> [Entries supplied]
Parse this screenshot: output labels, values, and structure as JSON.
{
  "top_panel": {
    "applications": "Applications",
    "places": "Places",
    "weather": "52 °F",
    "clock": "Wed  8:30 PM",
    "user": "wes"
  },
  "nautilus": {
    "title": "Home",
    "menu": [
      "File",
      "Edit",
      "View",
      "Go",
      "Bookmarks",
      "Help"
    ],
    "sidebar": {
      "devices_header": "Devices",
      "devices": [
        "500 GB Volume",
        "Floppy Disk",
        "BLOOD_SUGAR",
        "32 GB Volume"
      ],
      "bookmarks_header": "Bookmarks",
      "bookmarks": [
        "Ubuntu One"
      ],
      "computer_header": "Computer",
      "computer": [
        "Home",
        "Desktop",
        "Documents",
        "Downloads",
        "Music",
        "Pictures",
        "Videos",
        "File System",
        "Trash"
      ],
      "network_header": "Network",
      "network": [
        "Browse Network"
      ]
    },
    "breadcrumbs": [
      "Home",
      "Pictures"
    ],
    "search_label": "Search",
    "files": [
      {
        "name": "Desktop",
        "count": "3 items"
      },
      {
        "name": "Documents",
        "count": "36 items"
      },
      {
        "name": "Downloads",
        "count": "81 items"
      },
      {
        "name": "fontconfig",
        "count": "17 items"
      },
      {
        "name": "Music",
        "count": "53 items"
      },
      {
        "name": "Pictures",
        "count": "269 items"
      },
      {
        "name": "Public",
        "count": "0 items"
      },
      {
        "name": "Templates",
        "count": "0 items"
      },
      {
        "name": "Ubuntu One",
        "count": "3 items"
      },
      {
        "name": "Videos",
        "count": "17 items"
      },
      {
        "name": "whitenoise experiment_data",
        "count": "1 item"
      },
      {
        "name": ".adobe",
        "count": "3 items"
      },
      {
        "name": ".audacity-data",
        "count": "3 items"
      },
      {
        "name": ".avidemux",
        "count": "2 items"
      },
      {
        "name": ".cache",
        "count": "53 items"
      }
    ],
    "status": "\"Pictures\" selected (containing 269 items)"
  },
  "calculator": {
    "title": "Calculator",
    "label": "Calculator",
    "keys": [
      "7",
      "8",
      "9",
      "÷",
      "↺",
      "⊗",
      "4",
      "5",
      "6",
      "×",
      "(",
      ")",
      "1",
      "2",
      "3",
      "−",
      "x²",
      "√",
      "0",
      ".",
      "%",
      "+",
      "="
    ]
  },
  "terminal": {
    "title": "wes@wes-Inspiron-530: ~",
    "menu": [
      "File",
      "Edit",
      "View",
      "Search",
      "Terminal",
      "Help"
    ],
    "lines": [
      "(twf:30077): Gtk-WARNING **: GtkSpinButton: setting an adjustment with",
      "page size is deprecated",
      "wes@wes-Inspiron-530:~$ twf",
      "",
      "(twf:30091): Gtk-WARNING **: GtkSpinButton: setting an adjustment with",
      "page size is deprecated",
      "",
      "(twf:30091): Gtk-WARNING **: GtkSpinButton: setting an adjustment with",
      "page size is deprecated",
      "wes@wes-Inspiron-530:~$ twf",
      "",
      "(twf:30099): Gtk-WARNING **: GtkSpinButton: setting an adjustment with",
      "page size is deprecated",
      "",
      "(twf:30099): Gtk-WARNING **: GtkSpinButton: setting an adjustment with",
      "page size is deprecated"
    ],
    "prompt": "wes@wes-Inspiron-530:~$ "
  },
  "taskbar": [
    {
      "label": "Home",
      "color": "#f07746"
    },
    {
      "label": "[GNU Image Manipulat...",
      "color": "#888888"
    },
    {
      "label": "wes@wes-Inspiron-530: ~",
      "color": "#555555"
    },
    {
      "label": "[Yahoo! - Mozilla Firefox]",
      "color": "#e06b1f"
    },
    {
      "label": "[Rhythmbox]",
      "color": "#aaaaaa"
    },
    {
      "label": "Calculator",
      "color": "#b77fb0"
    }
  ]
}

> [Written task] What is the number of lines in this material that hold the string "color"? Answer with that number only.

> [Response for this exercise] 6